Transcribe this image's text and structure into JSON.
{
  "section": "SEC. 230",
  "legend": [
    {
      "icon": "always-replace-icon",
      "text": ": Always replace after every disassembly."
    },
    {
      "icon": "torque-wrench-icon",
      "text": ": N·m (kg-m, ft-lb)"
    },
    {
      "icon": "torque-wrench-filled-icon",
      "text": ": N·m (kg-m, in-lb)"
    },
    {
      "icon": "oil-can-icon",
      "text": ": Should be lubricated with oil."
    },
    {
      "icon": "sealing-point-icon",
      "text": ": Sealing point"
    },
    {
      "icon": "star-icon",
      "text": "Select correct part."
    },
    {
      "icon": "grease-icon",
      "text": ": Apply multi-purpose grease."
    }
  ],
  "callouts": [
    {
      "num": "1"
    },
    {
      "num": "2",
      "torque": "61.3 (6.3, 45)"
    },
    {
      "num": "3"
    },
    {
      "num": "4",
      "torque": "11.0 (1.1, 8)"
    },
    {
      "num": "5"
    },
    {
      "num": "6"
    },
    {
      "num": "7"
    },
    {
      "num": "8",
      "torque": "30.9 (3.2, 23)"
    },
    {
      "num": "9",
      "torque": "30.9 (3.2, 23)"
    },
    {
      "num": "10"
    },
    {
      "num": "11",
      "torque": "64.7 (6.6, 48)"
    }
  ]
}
————
● **WORK TO COMPLETE**
Output all records verbatim.

● **FINISHED ANSWER**
Transcribe this image's text and structure into JSON.
{
  "section": "SEC. 230",
  "legend": [
    {
      "icon": "always-replace-icon",
      "text": ": Always replace after every disassembly."
    },
    {
      "icon": "torque-wrench-icon",
      "text": ": N·m (kg-m, ft-lb)"
    },
    {
      "icon": "torque-wrench-filled-icon",
      "text": ": N·m (kg-m, in-lb)"
    },
    {
      "icon": "oil-can-icon",
      "text": ": Should be lubricated with oil."
    },
    {
      "icon": "sealing-point-icon",
      "text": ": Sealing point"
    },
    {
      "icon": "star-icon",
      "text": "Select correct part."
    },
    {
      "icon": "grease-icon",
      "text": ": Apply multi-purpose grease."
    }
  ],
  "callouts": [
    {
      "num": "1"
    },
    {
      "num": "2",
      "torque": "61.3 (6.3, 45)"
    },
    {
      "num": "3"
    },
    {
      "num": "4",
      "torque": "11.0 (1.1, 8)"
    },
    {
      "num": "5"
    },
    {
      "num": "6"
    },
    {
      "num": "7"
    },
    {
      "num": "8",
      "torque": "30.9 (3.2, 23)"
    },
    {
      "num": "9",
      "torque": "30.9 (3.2, 23)"
    },
    {
      "num": "10"
    },
    {
      "num": "11",
      "torque": "64.7 (6.6, 48)"
    }
  ]
}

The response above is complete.